▶ **STATED TASK**:
Can you transcribe every line exactly and leave the pictures behind?

▶ **ENTRIES SHOWN**:
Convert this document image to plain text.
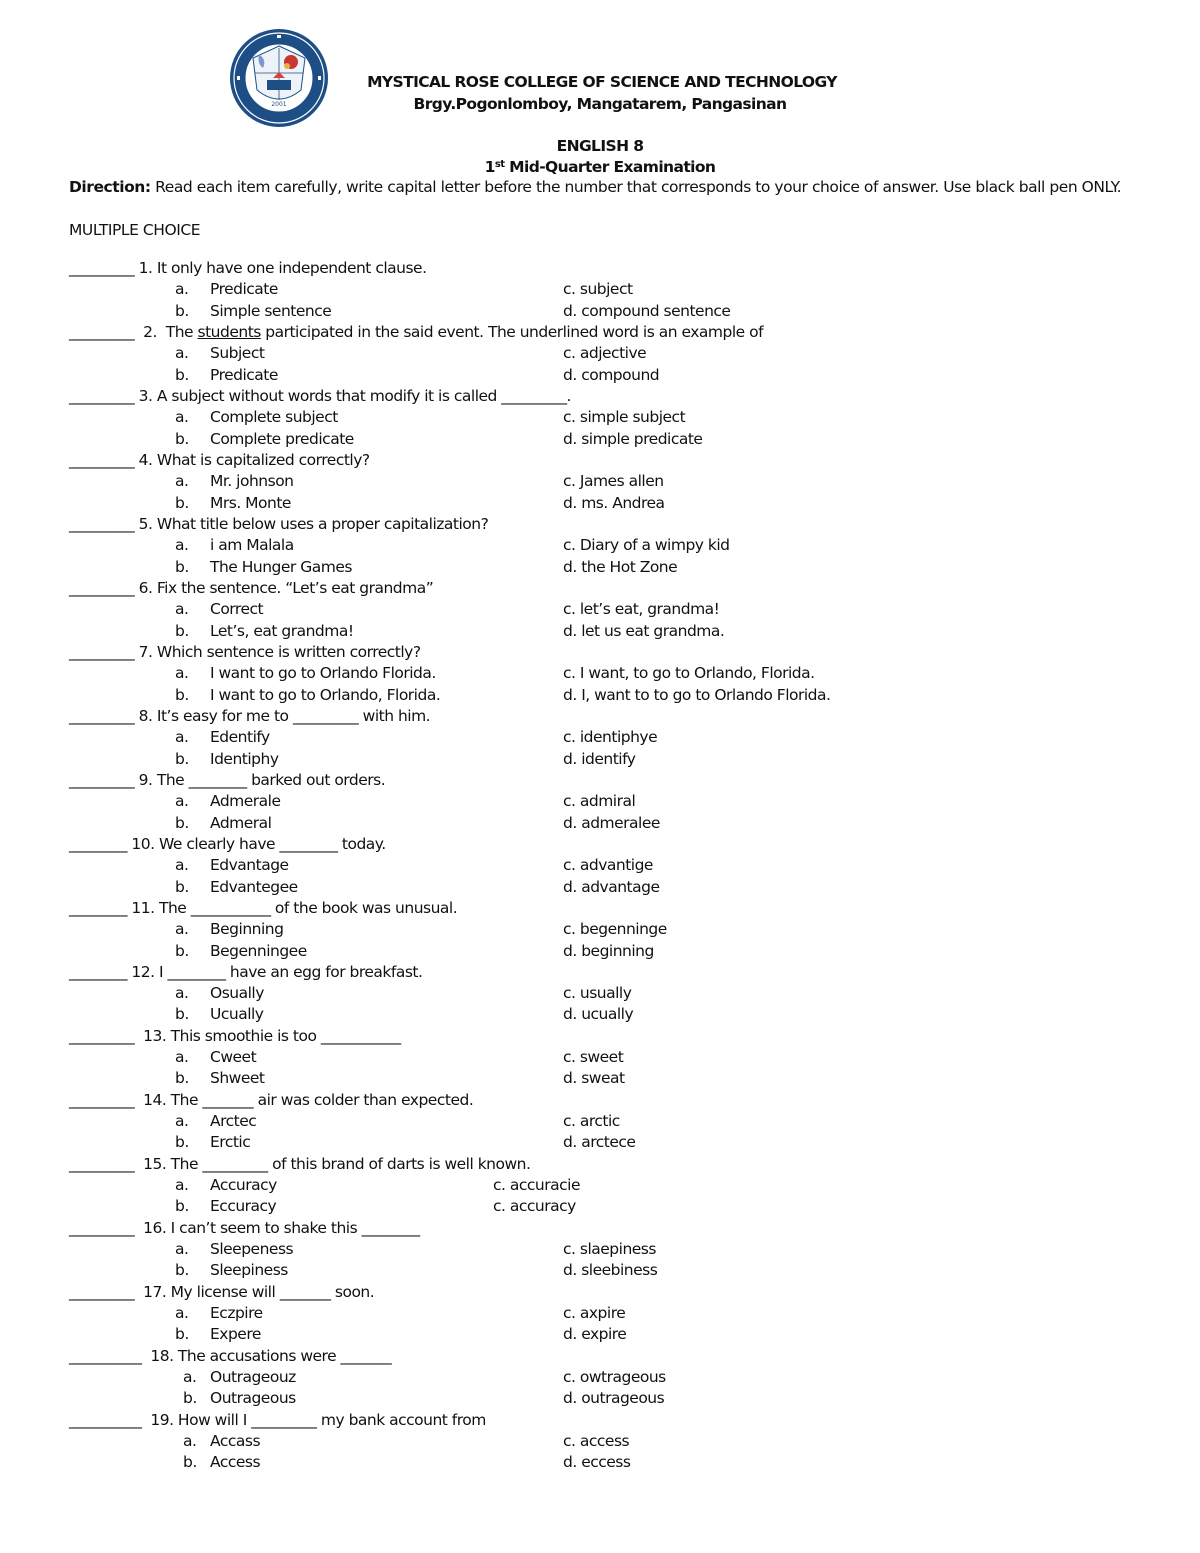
2001
MYSTICAL ROSE COLLEGE OF SCIENCE AND TECHNOLOGY
Brgy.Pogonlomboy, Mangatarem, Pangasinan
ENGLISH 8
1st Mid-Quarter Examination
Direction: Read each item carefully, write capital letter before the number that corresponds to your choice of answer. Use black ball pen ONLY.
MULTIPLE CHOICE
_________ 1. It only have one independent clause.
a. Predicate	c. subject
b. Simple sentence	d. compound sentence
_________  2.  The students participated in the said event. The underlined word is an example of
a. Subject	c. adjective
b. Predicate	d. compound
_________ 3. A subject without words that modify it is called _________.
a. Complete subject	c. simple subject
b. Complete predicate	d. simple predicate
_________ 4. What is capitalized correctly?
a. Mr. johnson	c. James allen
b. Mrs. Monte	d. ms. Andrea
_________ 5. What title below uses a proper capitalization?
a. i am Malala	c. Diary of a wimpy kid
b. The Hunger Games	d. the Hot Zone
_________ 6. Fix the sentence. “Let’s eat grandma”
a. Correct	c. let’s eat, grandma!
b. Let’s, eat grandma!	d. let us eat grandma.
_________ 7. Which sentence is written correctly?
a. I want to go to Orlando Florida.	c. I want, to go to Orlando, Florida.
b. I want to go to Orlando, Florida.	d. I, want to to go to Orlando Florida.
_________ 8. It’s easy for me to _________ with him.
a. Edentify	c. identiphye
b. Identiphy	d. identify
_________ 9. The ________ barked out orders.
a. Admerale	c. admiral
b. Admeral	d. admeralee
________ 10. We clearly have ________ today.
a. Edvantage	c. advantige
b. Edvantegee	d. advantage
________ 11. The ___________ of the book was unusual.
a. Beginning	c. begenninge
b. Begenningee	d. beginning
________ 12. I ________ have an egg for breakfast.
a. Osually	c. usually
b. Ucually	d. ucually
_________  13. This smoothie is too ___________
a. Cweet	c. sweet
b. Shweet	d. sweat
_________  14. The _______ air was colder than expected.
a. Arctec	c. arctic
b. Erctic	d. arctece
_________  15. The _________ of this brand of darts is well known.
a. Accuracy	c. accuracie
b. Eccuracy	c. accuracy
_________  16. I can’t seem to shake this ________
a. Sleepeness	c. slaepiness
b. Sleepiness	d. sleebiness
_________  17. My license will _______ soon.
a. Eczpire	c. axpire
b. Expere	d. expire
__________  18. The accusations were _______
a. Outrageouz	c. owtrageous
b. Outrageous	d. outrageous
__________  19. How will I _________ my bank account from
a. Accass	c. access
b. Access	d. eccess
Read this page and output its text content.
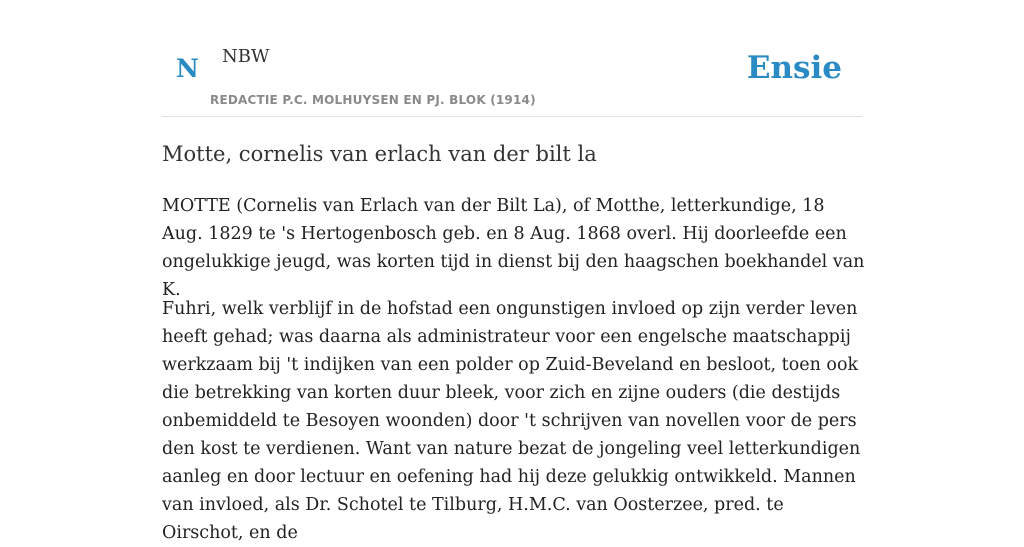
N NBW
REDACTIE P.C. MOLHUYSEN EN PJ. BLOK (1914)
Ensie
Motte, cornelis van erlach van der bilt la

MOTTE (Cornelis van Erlach van der Bilt La), of Motthe, letterkundige, 18 Aug. 1829 te 's Hertogenbosch geb. en 8 Aug. 1868 overl. Hij doorleefde een ongelukkige jeugd, was korten tijd in dienst bij den haagschen boekhandel van K.

Fuhri, welk verblijf in de hofstad een ongunstigen invloed op zijn verder leven heeft gehad; was daarna als administrateur voor een engelsche maatschappij werkzaam bij 't indijken van een polder op Zuid-Beveland en besloot, toen ook die betrekking van korten duur bleek, voor zich en zijne ouders (die destijds onbemiddeld te Besoyen woonden) door 't schrijven van novellen voor de pers den kost te verdienen. Want van nature bezat de jongeling veel letterkundigen aanleg en door lectuur en oefening had hij deze gelukkig ontwikkeld. Mannen van invloed, als Dr. Schotel te Tilburg, H.M.C. van Oosterzee, pred. te Oirschot, en de
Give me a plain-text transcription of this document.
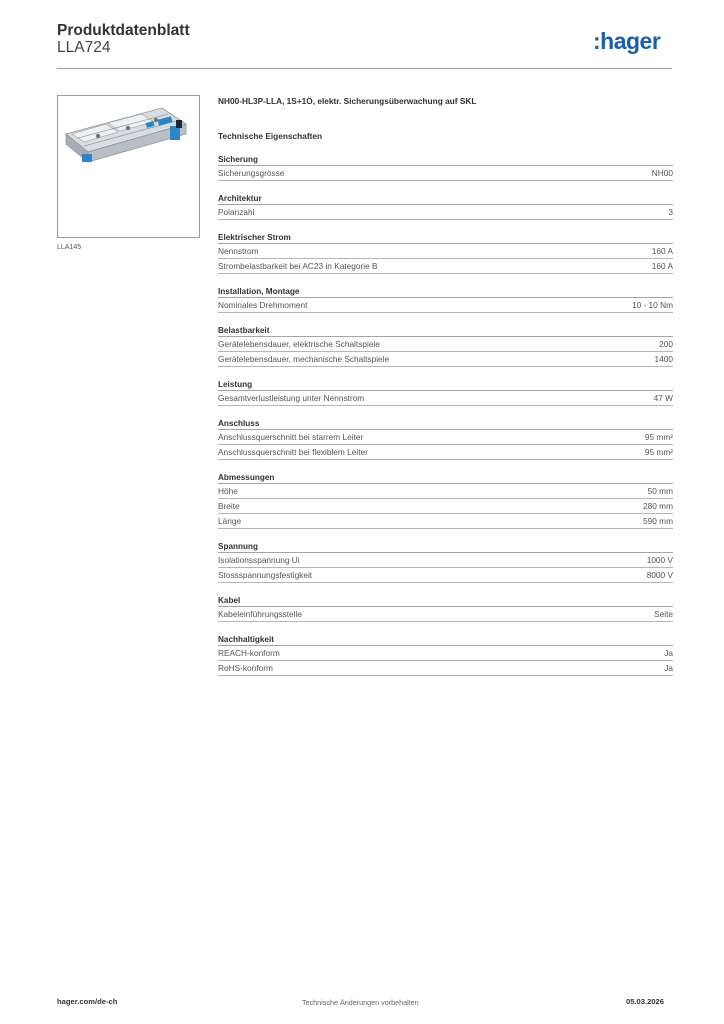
Produktdatenblatt
LLA724	:hager
LLA145
NH00-HL3P-LLA, 1S+1Ö, elektr. Sicherungsüberwachung auf SKL
Technische Eigenschaften
Sicherung
Sicherungsgrösse	NH00
Architektur
Polanzahl	3
Elektrischer Strom
Nennstrom	160 A
Strombelastbarkeit bei AC23 in Kategorie B	160 A
Installation, Montage
Nominales Drehmoment	10 - 10 Nm
Belastbarkeit
Gerätelebensdauer, elektrische Schaltspiele	200
Gerätelebensdauer, mechanische Schaltspiele	1400
Leistung
Gesamtverlustleistung unter Nennstrom	47 W
Anschluss
Anschlussquerschnitt bei starrem Leiter	95 mm²
Anschlussquerschnitt bei flexiblem Leiter	95 mm²
Abmessungen
Höhe	50 mm
Breite	280 mm
Länge	590 mm
Spannung
Isolationsspannung Ui	1000 V
Stossspannungsfestigkeit	8000 V
Kabel
Kabeleinführungsstelle	Seite
Nachhaltigkeit
REACH-konform	Ja
RoHS-konform	Ja
hager.com/de-ch	Technische Änderungen vorbehalten	05.03.2026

▶ **COMPLETE ANSWER**:
Convert this document image to plain text.
2001
MYSTICAL ROSE COLLEGE OF SCIENCE AND TECHNOLOGY
Brgy.Pogonlomboy, Mangatarem, Pangasinan
ENGLISH 8
1st Mid-Quarter Examination
Direction: Read each item carefully, write capital letter before the number that corresponds to your choice of answer. Use black ball pen ONLY.
MULTIPLE CHOICE
_________ 1. It only have one independent clause.
a. Predicate	c. subject
b. Simple sentence	d. compound sentence
_________  2.  The students participated in the said event. The underlined word is an example of
a. Subject	c. adjective
b. Predicate	d. compound
_________ 3. A subject without words that modify it is called _________.
a. Complete subject	c. simple subject
b. Complete predicate	d. simple predicate
_________ 4. What is capitalized correctly?
a. Mr. johnson	c. James allen
b. Mrs. Monte	d. ms. Andrea
_________ 5. What title below uses a proper capitalization?
a. i am Malala	c. Diary of a wimpy kid
b. The Hunger Games	d. the Hot Zone
_________ 6. Fix the sentence. “Let’s eat grandma”
a. Correct	c. let’s eat, grandma!
b. Let’s, eat grandma!	d. let us eat grandma.
_________ 7. Which sentence is written correctly?
a. I want to go to Orlando Florida.	c. I want, to go to Orlando, Florida.
b. I want to go to Orlando, Florida.	d. I, want to to go to Orlando Florida.
_________ 8. It’s easy for me to _________ with him.
a. Edentify	c. identiphye
b. Identiphy	d. identify
_________ 9. The ________ barked out orders.
a. Admerale	c. admiral
b. Admeral	d. admeralee
________ 10. We clearly have ________ today.
a. Edvantage	c. advantige
b. Edvantegee	d. advantage
________ 11. The ___________ of the book was unusual.
a. Beginning	c. begenninge
b. Begenningee	d. beginning
________ 12. I ________ have an egg for breakfast.
a. Osually	c. usually
b. Ucually	d. ucually
_________  13. This smoothie is too ___________
a. Cweet	c. sweet
b. Shweet	d. sweat
_________  14. The _______ air was colder than expected.
a. Arctec	c. arctic
b. Erctic	d. arctece
_________  15. The _________ of this brand of darts is well known.
a. Accuracy	c. accuracie
b. Eccuracy	c. accuracy
_________  16. I can’t seem to shake this ________
a. Sleepeness	c. slaepiness
b. Sleepiness	d. sleebiness
_________  17. My license will _______ soon.
a. Eczpire	c. axpire
b. Expere	d. expire
__________  18. The accusations were _______
a. Outrageouz	c. owtrageous
b. Outrageous	d. outrageous
__________  19. How will I _________ my bank account from
a. Accass	c. access
b. Access	d. eccess
Read this page and output its text content.
N NBW
REDACTIE P.C. MOLHUYSEN EN PJ. BLOK (1914)
Ensie
Motte, cornelis van erlach van der bilt la

MOTTE (Cornelis van Erlach van der Bilt La), of Motthe, letterkundige, 18 Aug. 1829 te 's Hertogenbosch geb. en 8 Aug. 1868 overl. Hij doorleefde een ongelukkige jeugd, was korten tijd in dienst bij den haagschen boekhandel van K.

Fuhri, welk verblijf in de hofstad een ongunstigen invloed op zijn verder leven heeft gehad; was daarna als administrateur voor een engelsche maatschappij werkzaam bij 't indijken van een polder op Zuid-Beveland en besloot, toen ook die betrekking van korten duur bleek, voor zich en zijne ouders (die destijds onbemiddeld te Besoyen woonden) door 't schrijven van novellen voor de pers den kost te verdienen. Want van nature bezat de jongeling veel letterkundigen aanleg en door lectuur en oefening had hij deze gelukkig ontwikkeld. Mannen van invloed, als Dr. Schotel te Tilburg, H.M.C. van Oosterzee, pred. te Oirschot, en de
Give me a plain-text transcription of this document.
Produktdatenblatt
LLA724	:hager
LLA145
NH00-HL3P-LLA, 1S+1Ö, elektr. Sicherungsüberwachung auf SKL
Technische Eigenschaften
Sicherung
Sicherungsgrösse	NH00
Architektur
Polanzahl	3
Elektrischer Strom
Nennstrom	160 A
Strombelastbarkeit bei AC23 in Kategorie B	160 A
Installation, Montage
Nominales Drehmoment	10 - 10 Nm
Belastbarkeit
Gerätelebensdauer, elektrische Schaltspiele	200
Gerätelebensdauer, mechanische Schaltspiele	1400
Leistung
Gesamtverlustleistung unter Nennstrom	47 W
Anschluss
Anschlussquerschnitt bei starrem Leiter	95 mm²
Anschlussquerschnitt bei flexiblem Leiter	95 mm²
Abmessungen
Höhe	50 mm
Breite	280 mm
Länge	590 mm
Spannung
Isolationsspannung Ui	1000 V
Stossspannungsfestigkeit	8000 V
Kabel
Kabeleinführungsstelle	Seite
Nachhaltigkeit
REACH-konform	Ja
RoHS-konform	Ja
hager.com/de-ch	Technische Änderungen vorbehalten	05.03.2026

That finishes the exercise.